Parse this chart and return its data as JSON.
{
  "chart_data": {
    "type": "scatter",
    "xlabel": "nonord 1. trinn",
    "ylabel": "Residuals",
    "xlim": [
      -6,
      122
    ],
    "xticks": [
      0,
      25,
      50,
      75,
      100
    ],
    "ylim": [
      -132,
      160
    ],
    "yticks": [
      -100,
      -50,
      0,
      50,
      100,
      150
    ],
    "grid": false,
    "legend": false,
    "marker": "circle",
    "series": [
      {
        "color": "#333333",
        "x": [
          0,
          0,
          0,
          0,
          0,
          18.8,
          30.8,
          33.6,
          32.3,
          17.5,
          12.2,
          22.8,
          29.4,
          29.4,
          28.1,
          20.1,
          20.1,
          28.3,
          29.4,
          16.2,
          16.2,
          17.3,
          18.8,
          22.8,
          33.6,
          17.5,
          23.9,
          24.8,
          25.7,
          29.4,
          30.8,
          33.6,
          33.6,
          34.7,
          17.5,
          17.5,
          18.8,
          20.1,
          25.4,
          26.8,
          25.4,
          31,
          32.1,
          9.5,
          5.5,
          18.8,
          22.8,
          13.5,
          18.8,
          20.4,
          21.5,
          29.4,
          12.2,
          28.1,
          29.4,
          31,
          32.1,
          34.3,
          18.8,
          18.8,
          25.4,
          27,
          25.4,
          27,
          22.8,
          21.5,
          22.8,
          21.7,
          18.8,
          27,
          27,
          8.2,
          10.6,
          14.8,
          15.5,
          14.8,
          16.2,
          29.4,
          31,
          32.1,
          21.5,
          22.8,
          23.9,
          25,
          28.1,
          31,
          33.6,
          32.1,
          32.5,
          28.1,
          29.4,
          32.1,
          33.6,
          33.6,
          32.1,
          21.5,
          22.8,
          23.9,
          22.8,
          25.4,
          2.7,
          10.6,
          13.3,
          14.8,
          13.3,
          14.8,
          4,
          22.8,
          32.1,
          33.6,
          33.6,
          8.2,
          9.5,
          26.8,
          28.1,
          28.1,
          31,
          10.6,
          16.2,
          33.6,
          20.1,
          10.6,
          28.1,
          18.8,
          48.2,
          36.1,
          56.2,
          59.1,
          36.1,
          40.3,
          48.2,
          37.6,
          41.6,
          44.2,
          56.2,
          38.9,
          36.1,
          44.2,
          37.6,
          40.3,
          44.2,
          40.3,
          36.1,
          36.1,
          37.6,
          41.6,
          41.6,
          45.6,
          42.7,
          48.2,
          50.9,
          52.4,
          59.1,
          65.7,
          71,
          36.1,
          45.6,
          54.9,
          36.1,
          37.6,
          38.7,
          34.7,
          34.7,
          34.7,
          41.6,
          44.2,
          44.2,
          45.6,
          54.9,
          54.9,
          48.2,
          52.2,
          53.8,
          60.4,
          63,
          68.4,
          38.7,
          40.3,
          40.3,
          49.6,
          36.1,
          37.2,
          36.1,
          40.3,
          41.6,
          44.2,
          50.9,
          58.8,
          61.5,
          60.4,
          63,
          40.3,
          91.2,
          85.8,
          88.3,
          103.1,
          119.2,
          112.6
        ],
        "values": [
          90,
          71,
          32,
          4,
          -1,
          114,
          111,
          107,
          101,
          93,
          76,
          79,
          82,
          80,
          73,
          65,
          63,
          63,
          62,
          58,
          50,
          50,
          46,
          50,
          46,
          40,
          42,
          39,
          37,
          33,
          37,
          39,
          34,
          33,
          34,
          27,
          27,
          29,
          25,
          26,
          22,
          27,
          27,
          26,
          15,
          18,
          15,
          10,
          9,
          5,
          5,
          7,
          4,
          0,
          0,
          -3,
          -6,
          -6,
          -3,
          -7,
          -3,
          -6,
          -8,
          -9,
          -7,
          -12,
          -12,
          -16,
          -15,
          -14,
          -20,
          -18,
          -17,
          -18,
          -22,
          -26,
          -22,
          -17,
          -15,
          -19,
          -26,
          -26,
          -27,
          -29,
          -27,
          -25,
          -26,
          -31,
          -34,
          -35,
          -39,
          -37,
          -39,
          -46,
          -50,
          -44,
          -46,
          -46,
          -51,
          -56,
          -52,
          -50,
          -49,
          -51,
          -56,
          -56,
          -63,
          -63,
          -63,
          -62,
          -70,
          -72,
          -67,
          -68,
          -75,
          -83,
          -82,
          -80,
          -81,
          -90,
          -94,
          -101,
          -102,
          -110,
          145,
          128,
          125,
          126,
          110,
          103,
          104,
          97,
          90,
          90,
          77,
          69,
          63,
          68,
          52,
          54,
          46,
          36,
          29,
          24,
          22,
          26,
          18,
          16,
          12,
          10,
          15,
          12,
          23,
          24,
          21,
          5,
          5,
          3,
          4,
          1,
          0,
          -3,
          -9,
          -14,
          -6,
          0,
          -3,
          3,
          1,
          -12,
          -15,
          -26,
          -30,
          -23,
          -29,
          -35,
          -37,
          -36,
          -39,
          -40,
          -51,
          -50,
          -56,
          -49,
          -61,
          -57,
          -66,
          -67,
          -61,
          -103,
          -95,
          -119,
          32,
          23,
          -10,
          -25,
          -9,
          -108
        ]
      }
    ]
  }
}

________________

TASK TO COMPLETE :: Please quote the data above in full, with no line missing.

RESULT OF THIS TASK ::
Parse this chart and return its data as JSON.
{
  "chart_data": {
    "type": "scatter",
    "xlabel": "nonord 1. trinn",
    "ylabel": "Residuals",
    "xlim": [
      -6,
      122
    ],
    "xticks": [
      0,
      25,
      50,
      75,
      100
    ],
    "ylim": [
      -132,
      160
    ],
    "yticks": [
      -100,
      -50,
      0,
      50,
      100,
      150
    ],
    "grid": false,
    "legend": false,
    "marker": "circle",
    "series": [
      {
        "color": "#333333",
        "x": [
          0,
          0,
          0,
          0,
          0,
          18.8,
          30.8,
          33.6,
          32.3,
          17.5,
          12.2,
          22.8,
          29.4,
          29.4,
          28.1,
          20.1,
          20.1,
          28.3,
          29.4,
          16.2,
          16.2,
          17.3,
          18.8,
          22.8,
          33.6,
          17.5,
          23.9,
          24.8,
          25.7,
          29.4,
          30.8,
          33.6,
          33.6,
          34.7,
          17.5,
          17.5,
          18.8,
          20.1,
          25.4,
          26.8,
          25.4,
          31,
          32.1,
          9.5,
          5.5,
          18.8,
          22.8,
          13.5,
          18.8,
          20.4,
          21.5,
          29.4,
          12.2,
          28.1,
          29.4,
          31,
          32.1,
          34.3,
          18.8,
          18.8,
          25.4,
          27,
          25.4,
          27,
          22.8,
          21.5,
          22.8,
          21.7,
          18.8,
          27,
          27,
          8.2,
          10.6,
          14.8,
          15.5,
          14.8,
          16.2,
          29.4,
          31,
          32.1,
          21.5,
          22.8,
          23.9,
          25,
          28.1,
          31,
          33.6,
          32.1,
          32.5,
          28.1,
          29.4,
          32.1,
          33.6,
          33.6,
          32.1,
          21.5,
          22.8,
          23.9,
          22.8,
          25.4,
          2.7,
          10.6,
          13.3,
          14.8,
          13.3,
          14.8,
          4,
          22.8,
          32.1,
          33.6,
          33.6,
          8.2,
          9.5,
          26.8,
          28.1,
          28.1,
          31,
          10.6,
          16.2,
          33.6,
          20.1,
          10.6,
          28.1,
          18.8,
          48.2,
          36.1,
          56.2,
          59.1,
          36.1,
          40.3,
          48.2,
          37.6,
          41.6,
          44.2,
          56.2,
          38.9,
          36.1,
          44.2,
          37.6,
          40.3,
          44.2,
          40.3,
          36.1,
          36.1,
          37.6,
          41.6,
          41.6,
          45.6,
          42.7,
          48.2,
          50.9,
          52.4,
          59.1,
          65.7,
          71,
          36.1,
          45.6,
          54.9,
          36.1,
          37.6,
          38.7,
          34.7,
          34.7,
          34.7,
          41.6,
          44.2,
          44.2,
          45.6,
          54.9,
          54.9,
          48.2,
          52.2,
          53.8,
          60.4,
          63,
          68.4,
          38.7,
          40.3,
          40.3,
          49.6,
          36.1,
          37.2,
          36.1,
          40.3,
          41.6,
          44.2,
          50.9,
          58.8,
          61.5,
          60.4,
          63,
          40.3,
          91.2,
          85.8,
          88.3,
          103.1,
          119.2,
          112.6
        ],
        "values": [
          90,
          71,
          32,
          4,
          -1,
          114,
          111,
          107,
          101,
          93,
          76,
          79,
          82,
          80,
          73,
          65,
          63,
          63,
          62,
          58,
          50,
          50,
          46,
          50,
          46,
          40,
          42,
          39,
          37,
          33,
          37,
          39,
          34,
          33,
          34,
          27,
          27,
          29,
          25,
          26,
          22,
          27,
          27,
          26,
          15,
          18,
          15,
          10,
          9,
          5,
          5,
          7,
          4,
          0,
          0,
          -3,
          -6,
          -6,
          -3,
          -7,
          -3,
          -6,
          -8,
          -9,
          -7,
          -12,
          -12,
          -16,
          -15,
          -14,
          -20,
          -18,
          -17,
          -18,
          -22,
          -26,
          -22,
          -17,
          -15,
          -19,
          -26,
          -26,
          -27,
          -29,
          -27,
          -25,
          -26,
          -31,
          -34,
          -35,
          -39,
          -37,
          -39,
          -46,
          -50,
          -44,
          -46,
          -46,
          -51,
          -56,
          -52,
          -50,
          -49,
          -51,
          -56,
          -56,
          -63,
          -63,
          -63,
          -62,
          -70,
          -72,
          -67,
          -68,
          -75,
          -83,
          -82,
          -80,
          -81,
          -90,
          -94,
          -101,
          -102,
          -110,
          145,
          128,
          125,
          126,
          110,
          103,
          104,
          97,
          90,
          90,
          77,
          69,
          63,
          68,
          52,
          54,
          46,
          36,
          29,
          24,
          22,
          26,
          18,
          16,
          12,
          10,
          15,
          12,
          23,
          24,
          21,
          5,
          5,
          3,
          4,
          1,
          0,
          -3,
          -9,
          -14,
          -6,
          0,
          -3,
          3,
          1,
          -12,
          -15,
          -26,
          -30,
          -23,
          -29,
          -35,
          -37,
          -36,
          -39,
          -40,
          -51,
          -50,
          -56,
          -49,
          -61,
          -57,
          -66,
          -67,
          -61,
          -103,
          -95,
          -119,
          32,
          23,
          -10,
          -25,
          -9,
          -108
        ]
      }
    ]
  }
}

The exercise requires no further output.